EXERCISE INPUTS —
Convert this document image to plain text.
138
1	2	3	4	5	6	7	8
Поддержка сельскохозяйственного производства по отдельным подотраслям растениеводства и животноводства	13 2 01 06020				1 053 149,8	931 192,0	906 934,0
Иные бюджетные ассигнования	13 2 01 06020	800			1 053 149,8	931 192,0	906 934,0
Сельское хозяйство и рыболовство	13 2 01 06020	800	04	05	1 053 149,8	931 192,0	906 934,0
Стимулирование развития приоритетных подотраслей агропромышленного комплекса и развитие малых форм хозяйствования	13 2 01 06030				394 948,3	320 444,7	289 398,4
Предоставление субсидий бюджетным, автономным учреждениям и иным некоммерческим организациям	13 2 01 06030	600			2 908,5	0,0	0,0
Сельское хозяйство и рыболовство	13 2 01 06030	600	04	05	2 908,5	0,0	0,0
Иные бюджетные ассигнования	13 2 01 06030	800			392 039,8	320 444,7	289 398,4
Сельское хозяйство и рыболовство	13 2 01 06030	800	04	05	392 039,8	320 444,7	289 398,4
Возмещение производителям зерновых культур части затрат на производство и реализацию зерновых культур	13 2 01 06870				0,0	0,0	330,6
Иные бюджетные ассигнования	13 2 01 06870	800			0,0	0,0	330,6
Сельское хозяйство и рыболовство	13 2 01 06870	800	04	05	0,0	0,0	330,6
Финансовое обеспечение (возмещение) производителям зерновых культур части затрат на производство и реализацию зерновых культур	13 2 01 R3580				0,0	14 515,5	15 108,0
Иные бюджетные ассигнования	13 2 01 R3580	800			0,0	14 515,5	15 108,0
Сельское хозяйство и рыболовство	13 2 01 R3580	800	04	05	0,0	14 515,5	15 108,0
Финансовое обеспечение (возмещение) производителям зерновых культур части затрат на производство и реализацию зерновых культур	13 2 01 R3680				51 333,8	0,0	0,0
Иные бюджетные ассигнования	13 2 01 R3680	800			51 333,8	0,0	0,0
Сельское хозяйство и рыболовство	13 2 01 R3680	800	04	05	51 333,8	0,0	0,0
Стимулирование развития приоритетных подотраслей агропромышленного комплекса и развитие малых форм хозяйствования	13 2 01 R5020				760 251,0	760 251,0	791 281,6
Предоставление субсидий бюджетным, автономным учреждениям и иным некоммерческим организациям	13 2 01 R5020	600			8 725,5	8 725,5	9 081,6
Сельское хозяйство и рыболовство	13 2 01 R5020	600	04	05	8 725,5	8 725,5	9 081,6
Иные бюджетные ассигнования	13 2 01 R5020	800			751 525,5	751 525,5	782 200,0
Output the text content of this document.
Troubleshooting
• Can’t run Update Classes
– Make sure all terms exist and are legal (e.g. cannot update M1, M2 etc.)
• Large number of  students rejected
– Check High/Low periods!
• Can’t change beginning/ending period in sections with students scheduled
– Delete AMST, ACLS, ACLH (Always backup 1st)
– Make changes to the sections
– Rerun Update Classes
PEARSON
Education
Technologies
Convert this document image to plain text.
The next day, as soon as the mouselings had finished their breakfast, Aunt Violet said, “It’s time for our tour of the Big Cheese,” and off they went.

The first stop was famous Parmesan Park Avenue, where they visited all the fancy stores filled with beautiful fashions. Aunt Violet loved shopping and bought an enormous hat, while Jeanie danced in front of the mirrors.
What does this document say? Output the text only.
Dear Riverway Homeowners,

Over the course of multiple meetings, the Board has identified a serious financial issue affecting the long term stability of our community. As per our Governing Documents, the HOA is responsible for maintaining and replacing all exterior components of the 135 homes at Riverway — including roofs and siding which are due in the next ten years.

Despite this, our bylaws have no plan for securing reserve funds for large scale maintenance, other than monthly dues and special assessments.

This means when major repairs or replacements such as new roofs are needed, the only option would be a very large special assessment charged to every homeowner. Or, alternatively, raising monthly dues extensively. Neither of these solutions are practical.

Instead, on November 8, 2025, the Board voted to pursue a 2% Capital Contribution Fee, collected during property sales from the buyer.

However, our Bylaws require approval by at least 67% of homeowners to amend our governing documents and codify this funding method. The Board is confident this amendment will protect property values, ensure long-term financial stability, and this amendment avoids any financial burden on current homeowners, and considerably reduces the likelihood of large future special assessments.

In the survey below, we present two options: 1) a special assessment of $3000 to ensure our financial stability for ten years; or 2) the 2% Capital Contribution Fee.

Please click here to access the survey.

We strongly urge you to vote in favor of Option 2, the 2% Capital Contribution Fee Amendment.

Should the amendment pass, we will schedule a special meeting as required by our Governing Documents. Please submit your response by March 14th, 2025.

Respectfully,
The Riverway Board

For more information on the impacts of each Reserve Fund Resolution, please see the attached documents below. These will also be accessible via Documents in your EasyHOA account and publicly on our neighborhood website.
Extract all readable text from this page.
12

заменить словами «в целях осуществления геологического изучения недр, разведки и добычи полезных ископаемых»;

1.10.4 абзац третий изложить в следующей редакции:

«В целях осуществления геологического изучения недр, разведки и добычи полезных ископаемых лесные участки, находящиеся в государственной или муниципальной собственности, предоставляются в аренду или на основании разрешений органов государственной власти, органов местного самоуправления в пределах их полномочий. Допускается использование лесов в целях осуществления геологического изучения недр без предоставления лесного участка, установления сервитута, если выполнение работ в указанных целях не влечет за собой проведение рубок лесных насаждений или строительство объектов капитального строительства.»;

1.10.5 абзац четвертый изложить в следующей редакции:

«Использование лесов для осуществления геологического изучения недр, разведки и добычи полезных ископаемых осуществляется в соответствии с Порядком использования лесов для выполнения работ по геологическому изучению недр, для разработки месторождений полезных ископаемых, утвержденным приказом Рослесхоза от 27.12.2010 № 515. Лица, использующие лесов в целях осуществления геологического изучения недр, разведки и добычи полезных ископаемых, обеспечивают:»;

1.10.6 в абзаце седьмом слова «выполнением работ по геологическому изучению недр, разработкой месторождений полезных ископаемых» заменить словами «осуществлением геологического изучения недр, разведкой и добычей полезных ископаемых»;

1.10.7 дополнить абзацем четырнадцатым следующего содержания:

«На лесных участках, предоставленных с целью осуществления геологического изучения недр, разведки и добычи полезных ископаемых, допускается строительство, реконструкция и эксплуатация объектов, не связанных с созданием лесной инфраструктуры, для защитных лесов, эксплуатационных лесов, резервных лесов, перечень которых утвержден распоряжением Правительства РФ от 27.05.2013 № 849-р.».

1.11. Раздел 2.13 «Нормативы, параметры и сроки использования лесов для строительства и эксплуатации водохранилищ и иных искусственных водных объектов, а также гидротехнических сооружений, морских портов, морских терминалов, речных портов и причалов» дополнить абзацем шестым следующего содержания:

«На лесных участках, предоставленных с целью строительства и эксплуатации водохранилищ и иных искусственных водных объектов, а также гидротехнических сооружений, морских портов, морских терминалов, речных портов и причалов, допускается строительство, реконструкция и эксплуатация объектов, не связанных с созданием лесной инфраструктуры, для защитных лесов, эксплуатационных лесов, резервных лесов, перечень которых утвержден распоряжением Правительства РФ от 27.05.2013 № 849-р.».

WHAT YOU ARE ASKED TO DO — Repeat all the entries exactly as given.

ANSWER BELOW —
Convert this document image to plain text.
138
1	2	3	4	5	6	7	8
Поддержка сельскохозяйственного производства по отдельным подотраслям растениеводства и животноводства	13 2 01 06020				1 053 149,8	931 192,0	906 934,0
Иные бюджетные ассигнования	13 2 01 06020	800			1 053 149,8	931 192,0	906 934,0
Сельское хозяйство и рыболовство	13 2 01 06020	800	04	05	1 053 149,8	931 192,0	906 934,0
Стимулирование развития приоритетных подотраслей агропромышленного комплекса и развитие малых форм хозяйствования	13 2 01 06030				394 948,3	320 444,7	289 398,4
Предоставление субсидий бюджетным, автономным учреждениям и иным некоммерческим организациям	13 2 01 06030	600			2 908,5	0,0	0,0
Сельское хозяйство и рыболовство	13 2 01 06030	600	04	05	2 908,5	0,0	0,0
Иные бюджетные ассигнования	13 2 01 06030	800			392 039,8	320 444,7	289 398,4
Сельское хозяйство и рыболовство	13 2 01 06030	800	04	05	392 039,8	320 444,7	289 398,4
Возмещение производителям зерновых культур части затрат на производство и реализацию зерновых культур	13 2 01 06870				0,0	0,0	330,6
Иные бюджетные ассигнования	13 2 01 06870	800			0,0	0,0	330,6
Сельское хозяйство и рыболовство	13 2 01 06870	800	04	05	0,0	0,0	330,6
Финансовое обеспечение (возмещение) производителям зерновых культур части затрат на производство и реализацию зерновых культур	13 2 01 R3580				0,0	14 515,5	15 108,0
Иные бюджетные ассигнования	13 2 01 R3580	800			0,0	14 515,5	15 108,0
Сельское хозяйство и рыболовство	13 2 01 R3580	800	04	05	0,0	14 515,5	15 108,0
Финансовое обеспечение (возмещение) производителям зерновых культур части затрат на производство и реализацию зерновых культур	13 2 01 R3680				51 333,8	0,0	0,0
Иные бюджетные ассигнования	13 2 01 R3680	800			51 333,8	0,0	0,0
Сельское хозяйство и рыболовство	13 2 01 R3680	800	04	05	51 333,8	0,0	0,0
Стимулирование развития приоритетных подотраслей агропромышленного комплекса и развитие малых форм хозяйствования	13 2 01 R5020				760 251,0	760 251,0	791 281,6
Предоставление субсидий бюджетным, автономным учреждениям и иным некоммерческим организациям	13 2 01 R5020	600			8 725,5	8 725,5	9 081,6
Сельское хозяйство и рыболовство	13 2 01 R5020	600	04	05	8 725,5	8 725,5	9 081,6
Иные бюджетные ассигнования	13 2 01 R5020	800			751 525,5	751 525,5	782 200,0
Output the text content of this document.
Troubleshooting
• Can’t run Update Classes
– Make sure all terms exist and are legal (e.g. cannot update M1, M2 etc.)
• Large number of  students rejected
– Check High/Low periods!
• Can’t change beginning/ending period in sections with students scheduled
– Delete AMST, ACLS, ACLH (Always backup 1st)
– Make changes to the sections
– Rerun Update Classes
PEARSON
Education
Technologies
Convert this document image to plain text.
The next day, as soon as the mouselings had finished their breakfast, Aunt Violet said, “It’s time for our tour of the Big Cheese,” and off they went.

The first stop was famous Parmesan Park Avenue, where they visited all the fancy stores filled with beautiful fashions. Aunt Violet loved shopping and bought an enormous hat, while Jeanie danced in front of the mirrors.
What does this document say? Output the text only.
Dear Riverway Homeowners,

Over the course of multiple meetings, the Board has identified a serious financial issue affecting the long term stability of our community. As per our Governing Documents, the HOA is responsible for maintaining and replacing all exterior components of the 135 homes at Riverway — including roofs and siding which are due in the next ten years.

Despite this, our bylaws have no plan for securing reserve funds for large scale maintenance, other than monthly dues and special assessments.

This means when major repairs or replacements such as new roofs are needed, the only option would be a very large special assessment charged to every homeowner. Or, alternatively, raising monthly dues extensively. Neither of these solutions are practical.

Instead, on November 8, 2025, the Board voted to pursue a 2% Capital Contribution Fee, collected during property sales from the buyer.

However, our Bylaws require approval by at least 67% of homeowners to amend our governing documents and codify this funding method. The Board is confident this amendment will protect property values, ensure long-term financial stability, and this amendment avoids any financial burden on current homeowners, and considerably reduces the likelihood of large future special assessments.

In the survey below, we present two options: 1) a special assessment of $3000 to ensure our financial stability for ten years; or 2) the 2% Capital Contribution Fee.

Please click here to access the survey.

We strongly urge you to vote in favor of Option 2, the 2% Capital Contribution Fee Amendment.

Should the amendment pass, we will schedule a special meeting as required by our Governing Documents. Please submit your response by March 14th, 2025.

Respectfully,
The Riverway Board

For more information on the impacts of each Reserve Fund Resolution, please see the attached documents below. These will also be accessible via Documents in your EasyHOA account and publicly on our neighborhood website.
Extract all readable text from this page.
12

заменить словами «в целях осуществления геологического изучения недр, разведки и добычи полезных ископаемых»;

1.10.4 абзац третий изложить в следующей редакции:

«В целях осуществления геологического изучения недр, разведки и добычи полезных ископаемых лесные участки, находящиеся в государственной или муниципальной собственности, предоставляются в аренду или на основании разрешений органов государственной власти, органов местного самоуправления в пределах их полномочий. Допускается использование лесов в целях осуществления геологического изучения недр без предоставления лесного участка, установления сервитута, если выполнение работ в указанных целях не влечет за собой проведение рубок лесных насаждений или строительство объектов капитального строительства.»;

1.10.5 абзац четвертый изложить в следующей редакции:

«Использование лесов для осуществления геологического изучения недр, разведки и добычи полезных ископаемых осуществляется в соответствии с Порядком использования лесов для выполнения работ по геологическому изучению недр, для разработки месторождений полезных ископаемых, утвержденным приказом Рослесхоза от 27.12.2010 № 515. Лица, использующие лесов в целях осуществления геологического изучения недр, разведки и добычи полезных ископаемых, обеспечивают:»;

1.10.6 в абзаце седьмом слова «выполнением работ по геологическому изучению недр, разработкой месторождений полезных ископаемых» заменить словами «осуществлением геологического изучения недр, разведкой и добычей полезных ископаемых»;

1.10.7 дополнить абзацем четырнадцатым следующего содержания:

«На лесных участках, предоставленных с целью осуществления геологического изучения недр, разведки и добычи полезных ископаемых, допускается строительство, реконструкция и эксплуатация объектов, не связанных с созданием лесной инфраструктуры, для защитных лесов, эксплуатационных лесов, резервных лесов, перечень которых утвержден распоряжением Правительства РФ от 27.05.2013 № 849-р.».

1.11. Раздел 2.13 «Нормативы, параметры и сроки использования лесов для строительства и эксплуатации водохранилищ и иных искусственных водных объектов, а также гидротехнических сооружений, морских портов, морских терминалов, речных портов и причалов» дополнить абзацем шестым следующего содержания:

«На лесных участках, предоставленных с целью строительства и эксплуатации водохранилищ и иных искусственных водных объектов, а также гидротехнических сооружений, морских портов, морских терминалов, речных портов и причалов, допускается строительство, реконструкция и эксплуатация объектов, не связанных с созданием лесной инфраструктуры, для защитных лесов, эксплуатационных лесов, резервных лесов, перечень которых утвержден распоряжением Правительства РФ от 27.05.2013 № 849-р.».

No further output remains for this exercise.